Text under study:
TCC campuses also have video relay stations in libraries and SAR offices. These allow students to have a phone appointment with an advisor, use the Writing Centers or other Learning Commons locations, or meet with an instructor, with the call interpreted through video relay.

New technology that excites Sheppard is interpreting services through a company called SignGlasses, which provides interpreters by laptops or smart glasses. “This opens up options for Deaf and Hard of Hearing students, faculty and staff to attend classes or meetings with the interpreter superimposed on the screen or go back and take their own notes on the session with the interpreter captured in every video,” she said. Sheppard notes that the technology enables a One College approach that would allow TCC to better use interpreters on various campuses, without them having to drive to another site to provide services.

Beta testing of SignGlasses services over the past year—with more than 170 interpreting sessions completed by students, faculty and staff—resulted in positive feedback. “We are very encouraged at the options this can give us, especially in online situations,” said Sheppard. Implementation is pending final approval, but she hopes this technology will soon be widely available on campuses.

The TCC website is designed with accessibility in mind and is compatible with assistive technology used to read websites. Robert Heyser, director of Web Communications, shared that his team designs in tandem with updated accessibility guidelines and uses tools that include a built-in accessibility content auditor and accessibility reports.

Heyser and the Web Communications staff often consult with former TCC employee Tracy Jordan, who offers a valuable perspective on accessibility. Jordan lost her vision and her leg due to a brown recluse spider bite in 2003. Previously a coordinator of assisted technology for the College, Jordan is a vice president, software engineer and senior accessibility analyst lead for Bank of America; she holds a number of certifications related to accessibility. In addition to consulting for TCC, Jordan works on the accessibility committee at the University of Texas at Dallas.

“We live in such a fast digital environment, accessibility is kind of running rampant,” Jordan said. “In addition to the pandemic that we just went through and are still going through, a lot of things became mandatory when it came to digital processes.” Jordan says that built-in features on smart phones and tablets are helpful to users with disabilities because they don’t have to rely so heavily on vocational rehabilitation services.

Jordan is a big advocate for the iPhone because of built-in features including the screen reader voiceover capability. “Apple did a particularly good job. Once again, good accessibility that’s very usable for people with disabilities has a lot to do with how it’s coded by developers and designed by designers.

“My big motto is keep accessibility in mind when you code and design,” she continued. “You prevent having a lot of defects popping up.”

What to do:
1. Repeat word for word everything in the accessibility article from "New technology that" down to "to provide services.".
2. List the positions the accessibility article says Tracy Jordan holds at Bank of America.
The listing after this is separate material and has nothing to do with the accessibility article.

[Structured page parsing data]
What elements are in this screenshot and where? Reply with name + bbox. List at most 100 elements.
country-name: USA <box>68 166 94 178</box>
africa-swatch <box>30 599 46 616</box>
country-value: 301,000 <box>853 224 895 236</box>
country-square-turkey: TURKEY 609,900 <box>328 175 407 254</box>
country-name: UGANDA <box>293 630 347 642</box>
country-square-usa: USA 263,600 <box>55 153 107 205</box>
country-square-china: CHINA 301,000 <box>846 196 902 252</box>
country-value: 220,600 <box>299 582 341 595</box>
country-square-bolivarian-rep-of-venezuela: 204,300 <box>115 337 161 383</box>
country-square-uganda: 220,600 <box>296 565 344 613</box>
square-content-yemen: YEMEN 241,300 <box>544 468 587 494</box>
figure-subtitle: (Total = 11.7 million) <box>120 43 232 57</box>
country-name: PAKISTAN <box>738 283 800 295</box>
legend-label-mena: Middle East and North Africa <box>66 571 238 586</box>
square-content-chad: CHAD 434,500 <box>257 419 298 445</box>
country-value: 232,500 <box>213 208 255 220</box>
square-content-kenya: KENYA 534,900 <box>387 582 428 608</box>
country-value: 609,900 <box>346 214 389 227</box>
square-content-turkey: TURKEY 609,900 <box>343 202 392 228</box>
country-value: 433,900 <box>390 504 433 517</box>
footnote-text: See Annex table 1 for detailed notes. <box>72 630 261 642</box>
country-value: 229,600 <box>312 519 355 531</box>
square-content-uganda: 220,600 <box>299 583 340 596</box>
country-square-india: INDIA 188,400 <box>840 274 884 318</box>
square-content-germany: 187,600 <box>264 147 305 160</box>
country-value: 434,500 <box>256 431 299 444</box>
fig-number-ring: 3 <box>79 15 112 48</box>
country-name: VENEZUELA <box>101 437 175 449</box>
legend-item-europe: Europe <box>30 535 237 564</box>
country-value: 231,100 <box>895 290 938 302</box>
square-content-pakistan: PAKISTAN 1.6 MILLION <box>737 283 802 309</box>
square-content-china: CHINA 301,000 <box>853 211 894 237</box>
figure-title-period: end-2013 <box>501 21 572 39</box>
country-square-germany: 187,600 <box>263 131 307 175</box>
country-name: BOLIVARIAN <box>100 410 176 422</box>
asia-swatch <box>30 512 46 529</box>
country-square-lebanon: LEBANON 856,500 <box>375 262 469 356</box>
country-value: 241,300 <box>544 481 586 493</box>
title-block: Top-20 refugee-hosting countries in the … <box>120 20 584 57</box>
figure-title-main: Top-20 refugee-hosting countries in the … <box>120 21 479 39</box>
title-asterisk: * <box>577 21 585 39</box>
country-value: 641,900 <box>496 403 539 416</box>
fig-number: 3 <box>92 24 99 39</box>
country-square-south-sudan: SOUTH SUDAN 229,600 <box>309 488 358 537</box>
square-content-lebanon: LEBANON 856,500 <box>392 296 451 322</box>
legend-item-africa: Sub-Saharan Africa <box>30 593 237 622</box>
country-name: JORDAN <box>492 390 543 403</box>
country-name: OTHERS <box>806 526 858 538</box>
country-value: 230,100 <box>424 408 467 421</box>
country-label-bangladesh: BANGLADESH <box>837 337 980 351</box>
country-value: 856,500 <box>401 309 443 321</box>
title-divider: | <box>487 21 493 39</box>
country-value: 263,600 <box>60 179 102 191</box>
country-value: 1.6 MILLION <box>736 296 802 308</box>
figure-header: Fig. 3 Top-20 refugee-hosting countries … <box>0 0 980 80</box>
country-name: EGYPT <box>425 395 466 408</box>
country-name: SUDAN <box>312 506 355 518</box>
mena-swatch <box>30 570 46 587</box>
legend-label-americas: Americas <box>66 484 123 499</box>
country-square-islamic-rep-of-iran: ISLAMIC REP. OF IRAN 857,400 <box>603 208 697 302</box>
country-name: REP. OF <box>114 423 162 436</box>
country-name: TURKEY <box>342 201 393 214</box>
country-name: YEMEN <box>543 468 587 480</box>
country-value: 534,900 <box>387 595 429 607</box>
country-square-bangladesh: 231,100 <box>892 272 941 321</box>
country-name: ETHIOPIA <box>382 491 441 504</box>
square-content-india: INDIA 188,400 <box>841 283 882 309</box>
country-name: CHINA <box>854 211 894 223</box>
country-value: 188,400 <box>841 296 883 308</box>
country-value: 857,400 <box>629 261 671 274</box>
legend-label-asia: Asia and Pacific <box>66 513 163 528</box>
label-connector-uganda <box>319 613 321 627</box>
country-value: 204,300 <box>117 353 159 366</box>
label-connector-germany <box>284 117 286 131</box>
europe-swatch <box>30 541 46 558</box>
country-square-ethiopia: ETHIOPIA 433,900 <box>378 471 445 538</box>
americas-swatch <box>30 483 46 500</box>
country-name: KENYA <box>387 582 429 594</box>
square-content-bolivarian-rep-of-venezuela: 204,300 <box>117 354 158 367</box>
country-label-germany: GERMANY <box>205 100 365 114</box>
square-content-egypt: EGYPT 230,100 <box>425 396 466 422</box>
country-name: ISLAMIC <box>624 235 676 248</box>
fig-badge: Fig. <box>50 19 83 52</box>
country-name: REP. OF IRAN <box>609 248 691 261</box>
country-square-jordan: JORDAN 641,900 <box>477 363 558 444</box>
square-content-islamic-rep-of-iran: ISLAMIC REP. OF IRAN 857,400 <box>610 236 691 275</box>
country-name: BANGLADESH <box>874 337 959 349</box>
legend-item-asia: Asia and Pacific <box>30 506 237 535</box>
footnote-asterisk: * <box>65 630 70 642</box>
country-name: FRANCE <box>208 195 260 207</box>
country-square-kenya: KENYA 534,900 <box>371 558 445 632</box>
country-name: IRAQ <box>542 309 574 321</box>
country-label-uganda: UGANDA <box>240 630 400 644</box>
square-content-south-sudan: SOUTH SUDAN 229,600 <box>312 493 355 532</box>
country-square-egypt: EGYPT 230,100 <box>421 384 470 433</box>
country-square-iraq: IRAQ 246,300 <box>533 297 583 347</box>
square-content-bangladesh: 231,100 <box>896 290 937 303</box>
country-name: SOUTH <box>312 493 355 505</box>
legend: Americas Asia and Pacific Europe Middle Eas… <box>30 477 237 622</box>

Per-task outputs:
1.
New technology that excites Sheppard is interpreting services through a company called SignGlasses, which provides interpreters by laptops or smart glasses. “This opens up options for Deaf and Hard of Hearing students, faculty and staff to attend classes or meetings with the interpreter superimposed on the screen or go back and take their own notes on the session with the interpreter captured in every video,” she said. Sheppard notes that the technology enables a One College approach that would allow TCC to better use interpreters on various campuses, without them having to drive to another site to provide services.

2.
- Vice president
- Software engineer
- Senior accessibility analyst lead